### Work required
Take the material and output all of it exactly.

### Input
###

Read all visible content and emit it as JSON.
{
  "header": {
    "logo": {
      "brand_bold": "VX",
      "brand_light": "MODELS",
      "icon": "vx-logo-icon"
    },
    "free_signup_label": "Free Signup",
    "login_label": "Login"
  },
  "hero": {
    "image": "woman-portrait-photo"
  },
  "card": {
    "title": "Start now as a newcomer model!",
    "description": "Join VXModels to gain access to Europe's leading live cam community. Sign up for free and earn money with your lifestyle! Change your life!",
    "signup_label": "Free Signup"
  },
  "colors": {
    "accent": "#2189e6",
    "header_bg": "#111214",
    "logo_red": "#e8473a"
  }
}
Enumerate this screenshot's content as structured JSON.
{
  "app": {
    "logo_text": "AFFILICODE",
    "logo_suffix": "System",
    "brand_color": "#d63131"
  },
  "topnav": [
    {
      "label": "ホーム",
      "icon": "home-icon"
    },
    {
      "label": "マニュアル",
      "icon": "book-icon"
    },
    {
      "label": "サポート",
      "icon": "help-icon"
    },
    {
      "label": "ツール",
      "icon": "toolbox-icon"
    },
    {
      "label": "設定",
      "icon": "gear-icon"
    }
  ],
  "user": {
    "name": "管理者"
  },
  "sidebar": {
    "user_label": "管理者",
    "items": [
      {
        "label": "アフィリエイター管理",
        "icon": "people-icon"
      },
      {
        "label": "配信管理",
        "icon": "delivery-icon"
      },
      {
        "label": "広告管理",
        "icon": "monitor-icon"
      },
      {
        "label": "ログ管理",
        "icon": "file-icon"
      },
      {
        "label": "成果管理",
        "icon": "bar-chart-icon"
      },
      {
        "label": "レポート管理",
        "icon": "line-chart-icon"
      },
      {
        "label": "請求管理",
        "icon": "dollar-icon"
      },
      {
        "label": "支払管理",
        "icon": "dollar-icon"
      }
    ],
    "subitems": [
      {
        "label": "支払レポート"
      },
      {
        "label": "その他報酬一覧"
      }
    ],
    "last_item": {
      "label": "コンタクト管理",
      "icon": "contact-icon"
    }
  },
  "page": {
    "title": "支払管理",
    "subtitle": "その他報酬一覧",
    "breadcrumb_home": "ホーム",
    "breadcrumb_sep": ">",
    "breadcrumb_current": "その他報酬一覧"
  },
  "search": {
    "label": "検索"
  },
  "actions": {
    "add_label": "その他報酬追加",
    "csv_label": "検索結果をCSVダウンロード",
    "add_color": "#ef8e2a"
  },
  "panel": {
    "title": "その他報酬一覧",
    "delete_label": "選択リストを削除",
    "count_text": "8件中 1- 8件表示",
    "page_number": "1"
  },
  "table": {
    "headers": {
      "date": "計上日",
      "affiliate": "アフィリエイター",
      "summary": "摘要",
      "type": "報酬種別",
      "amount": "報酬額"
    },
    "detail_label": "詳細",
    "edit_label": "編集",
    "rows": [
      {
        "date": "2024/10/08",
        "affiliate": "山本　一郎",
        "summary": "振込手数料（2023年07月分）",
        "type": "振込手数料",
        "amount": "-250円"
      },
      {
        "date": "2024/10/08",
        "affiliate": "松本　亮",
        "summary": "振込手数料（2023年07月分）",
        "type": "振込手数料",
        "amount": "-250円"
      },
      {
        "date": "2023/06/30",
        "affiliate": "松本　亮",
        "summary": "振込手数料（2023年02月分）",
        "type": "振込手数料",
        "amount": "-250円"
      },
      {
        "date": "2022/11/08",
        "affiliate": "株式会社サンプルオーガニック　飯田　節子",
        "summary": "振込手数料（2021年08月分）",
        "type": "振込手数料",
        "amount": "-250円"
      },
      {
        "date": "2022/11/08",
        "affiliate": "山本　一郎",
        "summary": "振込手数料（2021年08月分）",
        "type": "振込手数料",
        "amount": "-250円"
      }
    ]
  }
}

###

### Written response
Read all visible content and emit it as JSON.
{
  "header": {
    "logo": {
      "brand_bold": "VX",
      "brand_light": "MODELS",
      "icon": "vx-logo-icon"
    },
    "free_signup_label": "Free Signup",
    "login_label": "Login"
  },
  "hero": {
    "image": "woman-portrait-photo"
  },
  "card": {
    "title": "Start now as a newcomer model!",
    "description": "Join VXModels to gain access to Europe's leading live cam community. Sign up for free and earn money with your lifestyle! Change your life!",
    "signup_label": "Free Signup"
  },
  "colors": {
    "accent": "#2189e6",
    "header_bg": "#111214",
    "logo_red": "#e8473a"
  }
}
Enumerate this screenshot's content as structured JSON.
{
  "app": {
    "logo_text": "AFFILICODE",
    "logo_suffix": "System",
    "brand_color": "#d63131"
  },
  "topnav": [
    {
      "label": "ホーム",
      "icon": "home-icon"
    },
    {
      "label": "マニュアル",
      "icon": "book-icon"
    },
    {
      "label": "サポート",
      "icon": "help-icon"
    },
    {
      "label": "ツール",
      "icon": "toolbox-icon"
    },
    {
      "label": "設定",
      "icon": "gear-icon"
    }
  ],
  "user": {
    "name": "管理者"
  },
  "sidebar": {
    "user_label": "管理者",
    "items": [
      {
        "label": "アフィリエイター管理",
        "icon": "people-icon"
      },
      {
        "label": "配信管理",
        "icon": "delivery-icon"
      },
      {
        "label": "広告管理",
        "icon": "monitor-icon"
      },
      {
        "label": "ログ管理",
        "icon": "file-icon"
      },
      {
        "label": "成果管理",
        "icon": "bar-chart-icon"
      },
      {
        "label": "レポート管理",
        "icon": "line-chart-icon"
      },
      {
        "label": "請求管理",
        "icon": "dollar-icon"
      },
      {
        "label": "支払管理",
        "icon": "dollar-icon"
      }
    ],
    "subitems": [
      {
        "label": "支払レポート"
      },
      {
        "label": "その他報酬一覧"
      }
    ],
    "last_item": {
      "label": "コンタクト管理",
      "icon": "contact-icon"
    }
  },
  "page": {
    "title": "支払管理",
    "subtitle": "その他報酬一覧",
    "breadcrumb_home": "ホーム",
    "breadcrumb_sep": ">",
    "breadcrumb_current": "その他報酬一覧"
  },
  "search": {
    "label": "検索"
  },
  "actions": {
    "add_label": "その他報酬追加",
    "csv_label": "検索結果をCSVダウンロード",
    "add_color": "#ef8e2a"
  },
  "panel": {
    "title": "その他報酬一覧",
    "delete_label": "選択リストを削除",
    "count_text": "8件中 1- 8件表示",
    "page_number": "1"
  },
  "table": {
    "headers": {
      "date": "計上日",
      "affiliate": "アフィリエイター",
      "summary": "摘要",
      "type": "報酬種別",
      "amount": "報酬額"
    },
    "detail_label": "詳細",
    "edit_label": "編集",
    "rows": [
      {
        "date": "2024/10/08",
        "affiliate": "山本　一郎",
        "summary": "振込手数料（2023年07月分）",
        "type": "振込手数料",
        "amount": "-250円"
      },
      {
        "date": "2024/10/08",
        "affiliate": "松本　亮",
        "summary": "振込手数料（2023年07月分）",
        "type": "振込手数料",
        "amount": "-250円"
      },
      {
        "date": "2023/06/30",
        "affiliate": "松本　亮",
        "summary": "振込手数料（2023年02月分）",
        "type": "振込手数料",
        "amount": "-250円"
      },
      {
        "date": "2022/11/08",
        "affiliate": "株式会社サンプルオーガニック　飯田　節子",
        "summary": "振込手数料（2021年08月分）",
        "type": "振込手数料",
        "amount": "-250円"
      },
      {
        "date": "2022/11/08",
        "affiliate": "山本　一郎",
        "summary": "振込手数料（2021年08月分）",
        "type": "振込手数料",
        "amount": "-250円"
      }
    ]
  }
}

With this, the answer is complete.